Set down the records once more, please, exactly and with the pictures left out.
Begin
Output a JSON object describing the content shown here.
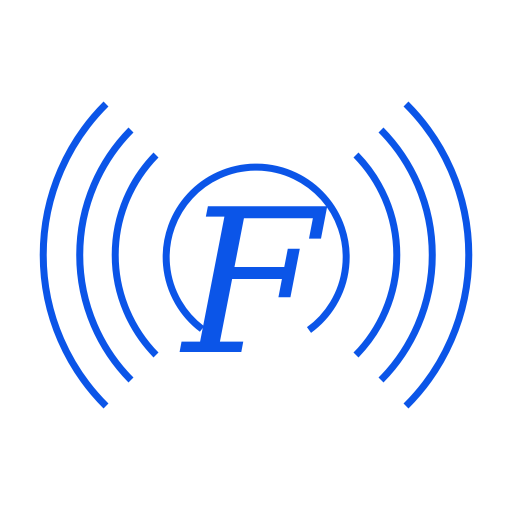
{
  "icon": {
    "name": "broadcast-f-logo",
    "letter": "F",
    "color": "#0b55e8",
    "background": "#ffffff"
  }
}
End
→ **CORRECT RESPONSE**
Output a JSON object describing the content shown here.
{
  "icon": {
    "name": "broadcast-f-logo",
    "letter": "F",
    "color": "#0b55e8",
    "background": "#ffffff"
  }
}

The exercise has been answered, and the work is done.